### Supplied entries

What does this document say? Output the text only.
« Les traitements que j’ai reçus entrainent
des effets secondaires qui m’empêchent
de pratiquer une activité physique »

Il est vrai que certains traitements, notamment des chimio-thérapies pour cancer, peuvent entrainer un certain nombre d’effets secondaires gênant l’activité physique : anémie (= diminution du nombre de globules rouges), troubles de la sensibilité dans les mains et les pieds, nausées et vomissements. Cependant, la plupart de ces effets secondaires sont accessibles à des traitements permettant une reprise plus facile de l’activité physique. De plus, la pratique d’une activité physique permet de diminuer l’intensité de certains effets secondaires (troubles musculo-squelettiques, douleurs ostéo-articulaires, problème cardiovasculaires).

######

Exercise details:
Repeat each record exactly. Omit nothing.

Output below:
What does this document say? Output the text only.
« Les traitements que j’ai reçus entrainent
des effets secondaires qui m’empêchent
de pratiquer une activité physique »

Il est vrai que certains traitements, notamment des chimio-thérapies pour cancer, peuvent entrainer un certain nombre d’effets secondaires gênant l’activité physique : anémie (= diminution du nombre de globules rouges), troubles de la sensibilité dans les mains et les pieds, nausées et vomissements. Cependant, la plupart de ces effets secondaires sont accessibles à des traitements permettant une reprise plus facile de l’activité physique. De plus, la pratique d’une activité physique permet de diminuer l’intensité de certains effets secondaires (troubles musculo-squelettiques, douleurs ostéo-articulaires, problème cardiovasculaires).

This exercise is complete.